--- Start of Data to use ---
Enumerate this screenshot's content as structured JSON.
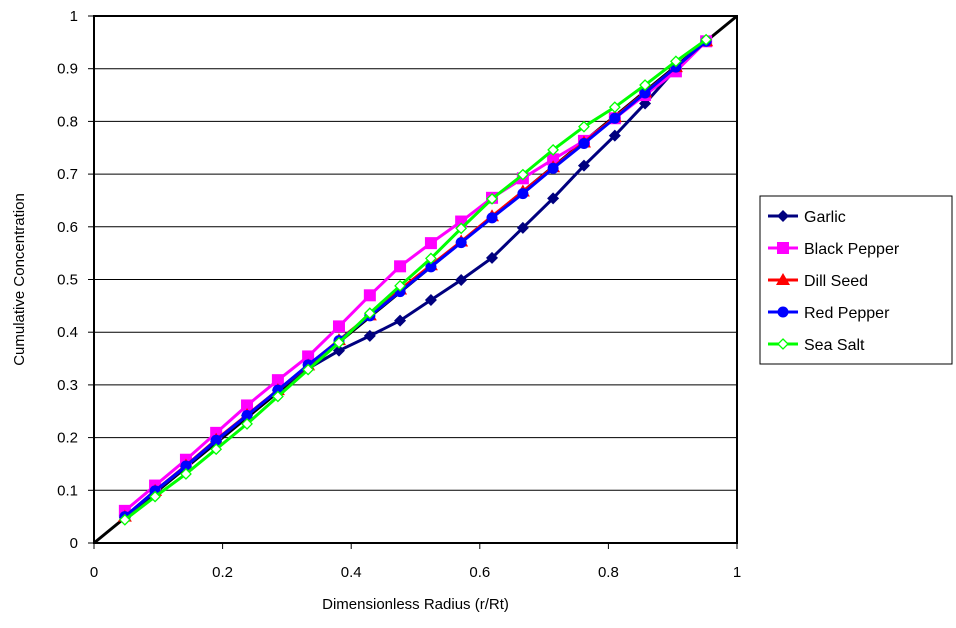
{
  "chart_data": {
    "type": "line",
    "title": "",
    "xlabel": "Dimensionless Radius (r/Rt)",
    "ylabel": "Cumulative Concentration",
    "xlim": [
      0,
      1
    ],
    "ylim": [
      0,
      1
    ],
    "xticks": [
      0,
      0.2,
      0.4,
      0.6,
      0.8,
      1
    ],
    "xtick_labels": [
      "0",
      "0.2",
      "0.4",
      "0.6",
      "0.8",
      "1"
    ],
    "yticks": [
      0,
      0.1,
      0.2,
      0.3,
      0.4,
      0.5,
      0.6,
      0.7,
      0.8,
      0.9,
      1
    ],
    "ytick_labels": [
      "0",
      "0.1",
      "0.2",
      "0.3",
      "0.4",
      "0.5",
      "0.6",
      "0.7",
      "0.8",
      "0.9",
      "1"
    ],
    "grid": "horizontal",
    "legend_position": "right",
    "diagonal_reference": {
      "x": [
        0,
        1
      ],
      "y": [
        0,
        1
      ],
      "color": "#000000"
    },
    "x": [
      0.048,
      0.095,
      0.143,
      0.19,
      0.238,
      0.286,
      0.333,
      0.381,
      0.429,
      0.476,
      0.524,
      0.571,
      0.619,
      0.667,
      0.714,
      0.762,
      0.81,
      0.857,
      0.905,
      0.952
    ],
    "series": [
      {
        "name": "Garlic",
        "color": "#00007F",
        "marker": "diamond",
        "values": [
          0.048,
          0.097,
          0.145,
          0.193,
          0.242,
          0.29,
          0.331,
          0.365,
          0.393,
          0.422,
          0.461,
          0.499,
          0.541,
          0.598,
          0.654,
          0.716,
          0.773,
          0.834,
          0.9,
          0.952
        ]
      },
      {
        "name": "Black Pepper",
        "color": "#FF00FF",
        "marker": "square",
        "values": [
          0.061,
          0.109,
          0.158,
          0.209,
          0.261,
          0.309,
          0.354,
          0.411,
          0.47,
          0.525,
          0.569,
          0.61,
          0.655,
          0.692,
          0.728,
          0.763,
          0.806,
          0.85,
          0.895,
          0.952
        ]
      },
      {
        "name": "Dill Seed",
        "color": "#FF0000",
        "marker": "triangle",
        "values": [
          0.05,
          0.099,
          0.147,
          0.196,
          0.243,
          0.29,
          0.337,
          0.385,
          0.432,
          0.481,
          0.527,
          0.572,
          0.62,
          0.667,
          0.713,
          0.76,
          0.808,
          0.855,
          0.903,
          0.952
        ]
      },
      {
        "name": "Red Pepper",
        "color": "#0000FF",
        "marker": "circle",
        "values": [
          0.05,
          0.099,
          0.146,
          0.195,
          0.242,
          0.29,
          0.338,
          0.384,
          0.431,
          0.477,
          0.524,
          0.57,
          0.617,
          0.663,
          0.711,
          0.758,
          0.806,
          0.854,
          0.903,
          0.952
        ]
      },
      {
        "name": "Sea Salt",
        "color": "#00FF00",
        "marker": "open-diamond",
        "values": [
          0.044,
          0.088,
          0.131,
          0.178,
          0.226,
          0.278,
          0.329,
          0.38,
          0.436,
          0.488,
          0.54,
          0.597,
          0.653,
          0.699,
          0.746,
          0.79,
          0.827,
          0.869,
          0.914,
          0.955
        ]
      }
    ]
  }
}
--- End of Data to use ---
Written exercise →
Report the number of lines in the entries above that include the word "color" and add nothing to it.

Response to this exercise →
6